Problem description:
Return every record below exactly as written, omitting any pictures.

Items from a data source:
** Start **

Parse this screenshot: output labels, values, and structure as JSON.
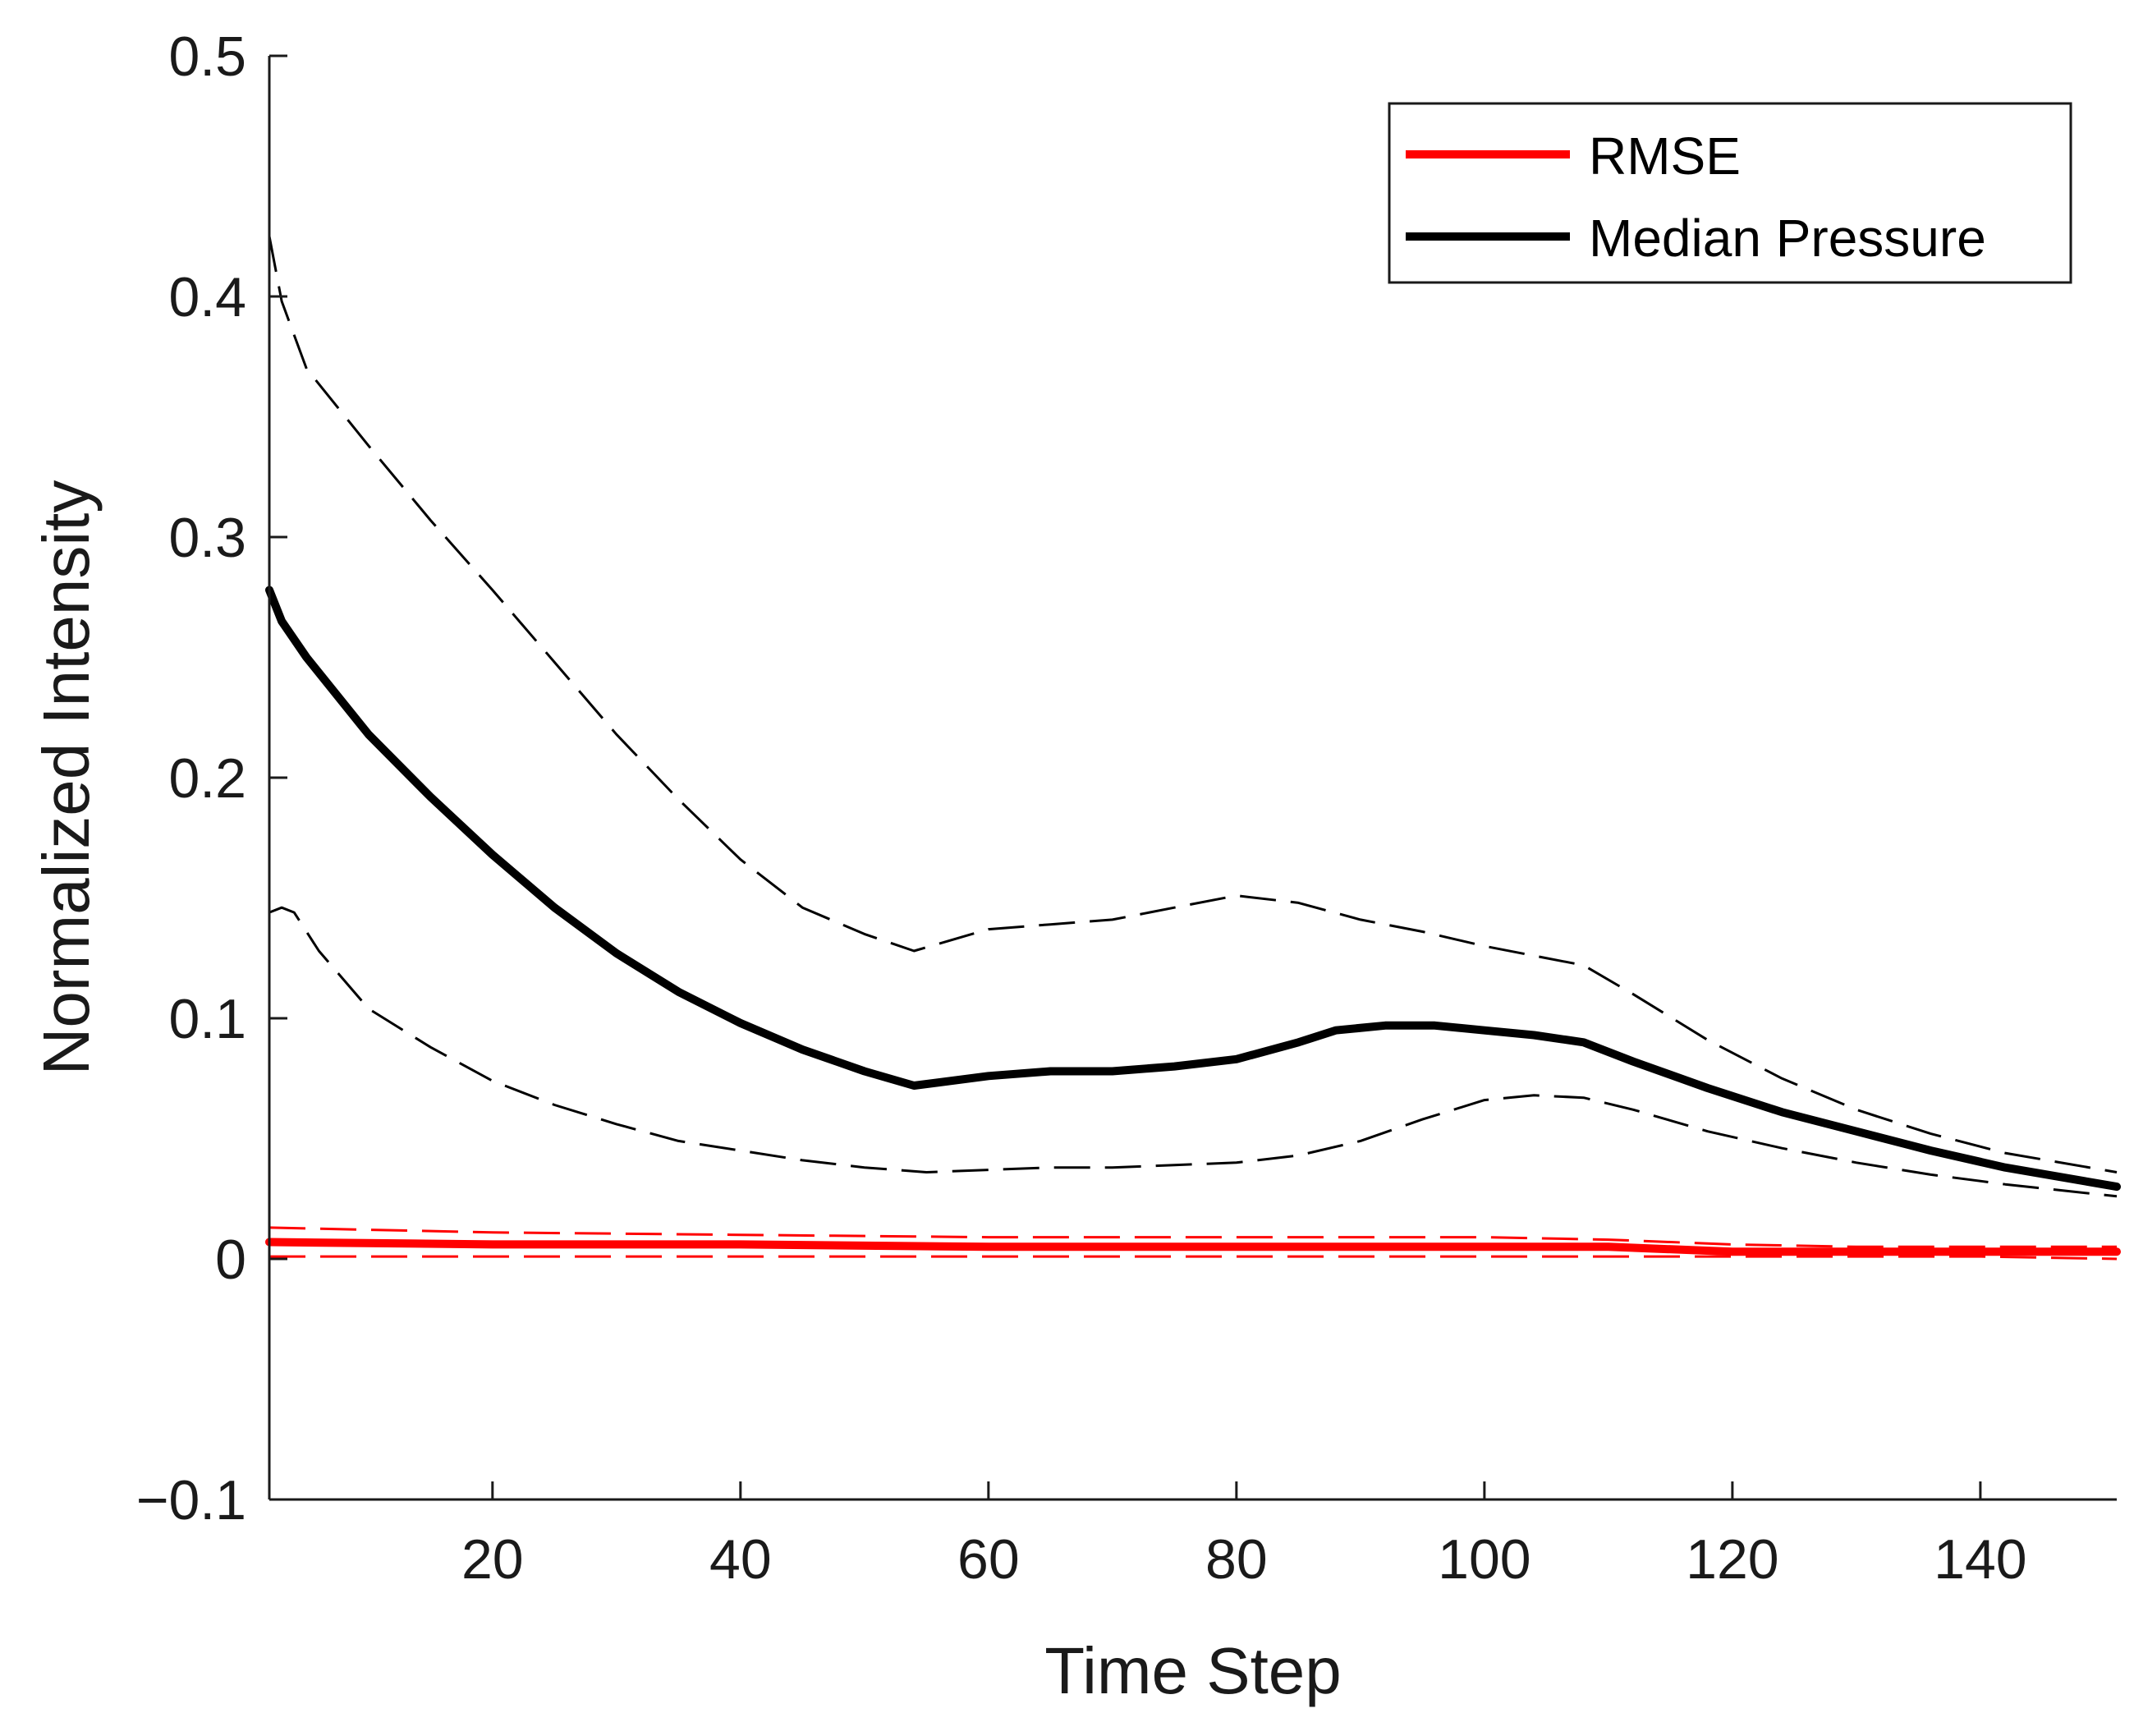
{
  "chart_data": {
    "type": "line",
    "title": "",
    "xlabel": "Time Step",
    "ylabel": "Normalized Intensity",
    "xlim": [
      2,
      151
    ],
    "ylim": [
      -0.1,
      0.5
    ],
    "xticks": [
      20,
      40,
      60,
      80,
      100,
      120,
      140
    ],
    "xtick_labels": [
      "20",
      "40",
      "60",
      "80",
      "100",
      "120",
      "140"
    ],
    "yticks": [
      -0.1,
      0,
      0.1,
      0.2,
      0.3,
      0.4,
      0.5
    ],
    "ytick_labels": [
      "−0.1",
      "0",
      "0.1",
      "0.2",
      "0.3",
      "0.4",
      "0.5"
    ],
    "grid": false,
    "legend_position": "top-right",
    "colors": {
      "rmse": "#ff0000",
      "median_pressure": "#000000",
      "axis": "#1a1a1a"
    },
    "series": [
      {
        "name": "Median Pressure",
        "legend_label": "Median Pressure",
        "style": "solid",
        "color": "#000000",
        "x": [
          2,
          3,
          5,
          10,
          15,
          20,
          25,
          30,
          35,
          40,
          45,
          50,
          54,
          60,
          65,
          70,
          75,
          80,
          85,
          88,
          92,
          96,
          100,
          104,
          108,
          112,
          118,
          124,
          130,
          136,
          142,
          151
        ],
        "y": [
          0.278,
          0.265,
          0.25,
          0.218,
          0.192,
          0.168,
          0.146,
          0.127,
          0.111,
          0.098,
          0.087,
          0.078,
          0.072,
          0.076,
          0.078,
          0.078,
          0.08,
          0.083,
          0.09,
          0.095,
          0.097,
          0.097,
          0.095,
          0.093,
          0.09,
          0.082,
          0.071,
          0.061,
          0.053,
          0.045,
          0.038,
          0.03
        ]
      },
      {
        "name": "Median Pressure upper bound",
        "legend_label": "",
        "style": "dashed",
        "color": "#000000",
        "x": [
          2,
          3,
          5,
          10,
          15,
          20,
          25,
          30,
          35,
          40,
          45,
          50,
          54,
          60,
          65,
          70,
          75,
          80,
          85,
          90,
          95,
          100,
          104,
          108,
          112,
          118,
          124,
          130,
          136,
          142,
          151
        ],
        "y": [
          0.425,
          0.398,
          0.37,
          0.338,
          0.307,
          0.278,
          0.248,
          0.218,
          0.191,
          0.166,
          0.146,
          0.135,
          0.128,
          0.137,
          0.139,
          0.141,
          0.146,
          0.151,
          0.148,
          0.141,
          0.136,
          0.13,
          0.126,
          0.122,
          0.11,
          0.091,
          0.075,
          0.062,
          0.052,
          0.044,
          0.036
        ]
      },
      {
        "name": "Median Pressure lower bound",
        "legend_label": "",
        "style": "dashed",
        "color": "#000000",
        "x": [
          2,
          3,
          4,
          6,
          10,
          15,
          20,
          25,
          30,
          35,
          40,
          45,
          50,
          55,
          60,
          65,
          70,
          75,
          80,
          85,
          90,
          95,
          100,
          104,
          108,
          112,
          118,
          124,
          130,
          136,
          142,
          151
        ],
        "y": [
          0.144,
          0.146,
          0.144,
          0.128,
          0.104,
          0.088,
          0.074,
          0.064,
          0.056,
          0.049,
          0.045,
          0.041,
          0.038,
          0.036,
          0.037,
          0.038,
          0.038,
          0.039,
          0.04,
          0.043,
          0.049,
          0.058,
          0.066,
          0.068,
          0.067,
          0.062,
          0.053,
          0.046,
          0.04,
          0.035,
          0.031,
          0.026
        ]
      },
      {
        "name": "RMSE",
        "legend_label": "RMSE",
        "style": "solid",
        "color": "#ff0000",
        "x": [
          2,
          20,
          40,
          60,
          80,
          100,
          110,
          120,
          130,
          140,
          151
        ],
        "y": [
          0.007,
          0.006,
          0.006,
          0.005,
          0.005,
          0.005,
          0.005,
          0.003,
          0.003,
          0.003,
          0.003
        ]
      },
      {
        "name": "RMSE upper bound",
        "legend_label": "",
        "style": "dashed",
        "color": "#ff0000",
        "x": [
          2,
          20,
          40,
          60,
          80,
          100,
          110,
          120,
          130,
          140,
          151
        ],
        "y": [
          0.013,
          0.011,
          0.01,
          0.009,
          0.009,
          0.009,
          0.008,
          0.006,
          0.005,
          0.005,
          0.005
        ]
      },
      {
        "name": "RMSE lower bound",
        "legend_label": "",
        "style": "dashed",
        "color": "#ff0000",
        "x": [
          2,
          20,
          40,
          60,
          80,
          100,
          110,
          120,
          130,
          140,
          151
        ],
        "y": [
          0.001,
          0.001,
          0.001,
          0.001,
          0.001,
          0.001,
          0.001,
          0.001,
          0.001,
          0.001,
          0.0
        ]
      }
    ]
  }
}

** End **

Final result:
Parse this screenshot: output labels, values, and structure as JSON.
{
  "chart_data": {
    "type": "line",
    "title": "",
    "xlabel": "Time Step",
    "ylabel": "Normalized Intensity",
    "xlim": [
      2,
      151
    ],
    "ylim": [
      -0.1,
      0.5
    ],
    "xticks": [
      20,
      40,
      60,
      80,
      100,
      120,
      140
    ],
    "xtick_labels": [
      "20",
      "40",
      "60",
      "80",
      "100",
      "120",
      "140"
    ],
    "yticks": [
      -0.1,
      0,
      0.1,
      0.2,
      0.3,
      0.4,
      0.5
    ],
    "ytick_labels": [
      "−0.1",
      "0",
      "0.1",
      "0.2",
      "0.3",
      "0.4",
      "0.5"
    ],
    "grid": false,
    "legend_position": "top-right",
    "colors": {
      "rmse": "#ff0000",
      "median_pressure": "#000000",
      "axis": "#1a1a1a"
    },
    "series": [
      {
        "name": "Median Pressure",
        "legend_label": "Median Pressure",
        "style": "solid",
        "color": "#000000",
        "x": [
          2,
          3,
          5,
          10,
          15,
          20,
          25,
          30,
          35,
          40,
          45,
          50,
          54,
          60,
          65,
          70,
          75,
          80,
          85,
          88,
          92,
          96,
          100,
          104,
          108,
          112,
          118,
          124,
          130,
          136,
          142,
          151
        ],
        "y": [
          0.278,
          0.265,
          0.25,
          0.218,
          0.192,
          0.168,
          0.146,
          0.127,
          0.111,
          0.098,
          0.087,
          0.078,
          0.072,
          0.076,
          0.078,
          0.078,
          0.08,
          0.083,
          0.09,
          0.095,
          0.097,
          0.097,
          0.095,
          0.093,
          0.09,
          0.082,
          0.071,
          0.061,
          0.053,
          0.045,
          0.038,
          0.03
        ]
      },
      {
        "name": "Median Pressure upper bound",
        "legend_label": "",
        "style": "dashed",
        "color": "#000000",
        "x": [
          2,
          3,
          5,
          10,
          15,
          20,
          25,
          30,
          35,
          40,
          45,
          50,
          54,
          60,
          65,
          70,
          75,
          80,
          85,
          90,
          95,
          100,
          104,
          108,
          112,
          118,
          124,
          130,
          136,
          142,
          151
        ],
        "y": [
          0.425,
          0.398,
          0.37,
          0.338,
          0.307,
          0.278,
          0.248,
          0.218,
          0.191,
          0.166,
          0.146,
          0.135,
          0.128,
          0.137,
          0.139,
          0.141,
          0.146,
          0.151,
          0.148,
          0.141,
          0.136,
          0.13,
          0.126,
          0.122,
          0.11,
          0.091,
          0.075,
          0.062,
          0.052,
          0.044,
          0.036
        ]
      },
      {
        "name": "Median Pressure lower bound",
        "legend_label": "",
        "style": "dashed",
        "color": "#000000",
        "x": [
          2,
          3,
          4,
          6,
          10,
          15,
          20,
          25,
          30,
          35,
          40,
          45,
          50,
          55,
          60,
          65,
          70,
          75,
          80,
          85,
          90,
          95,
          100,
          104,
          108,
          112,
          118,
          124,
          130,
          136,
          142,
          151
        ],
        "y": [
          0.144,
          0.146,
          0.144,
          0.128,
          0.104,
          0.088,
          0.074,
          0.064,
          0.056,
          0.049,
          0.045,
          0.041,
          0.038,
          0.036,
          0.037,
          0.038,
          0.038,
          0.039,
          0.04,
          0.043,
          0.049,
          0.058,
          0.066,
          0.068,
          0.067,
          0.062,
          0.053,
          0.046,
          0.04,
          0.035,
          0.031,
          0.026
        ]
      },
      {
        "name": "RMSE",
        "legend_label": "RMSE",
        "style": "solid",
        "color": "#ff0000",
        "x": [
          2,
          20,
          40,
          60,
          80,
          100,
          110,
          120,
          130,
          140,
          151
        ],
        "y": [
          0.007,
          0.006,
          0.006,
          0.005,
          0.005,
          0.005,
          0.005,
          0.003,
          0.003,
          0.003,
          0.003
        ]
      },
      {
        "name": "RMSE upper bound",
        "legend_label": "",
        "style": "dashed",
        "color": "#ff0000",
        "x": [
          2,
          20,
          40,
          60,
          80,
          100,
          110,
          120,
          130,
          140,
          151
        ],
        "y": [
          0.013,
          0.011,
          0.01,
          0.009,
          0.009,
          0.009,
          0.008,
          0.006,
          0.005,
          0.005,
          0.005
        ]
      },
      {
        "name": "RMSE lower bound",
        "legend_label": "",
        "style": "dashed",
        "color": "#ff0000",
        "x": [
          2,
          20,
          40,
          60,
          80,
          100,
          110,
          120,
          130,
          140,
          151
        ],
        "y": [
          0.001,
          0.001,
          0.001,
          0.001,
          0.001,
          0.001,
          0.001,
          0.001,
          0.001,
          0.001,
          0.0
        ]
      }
    ]
  }
}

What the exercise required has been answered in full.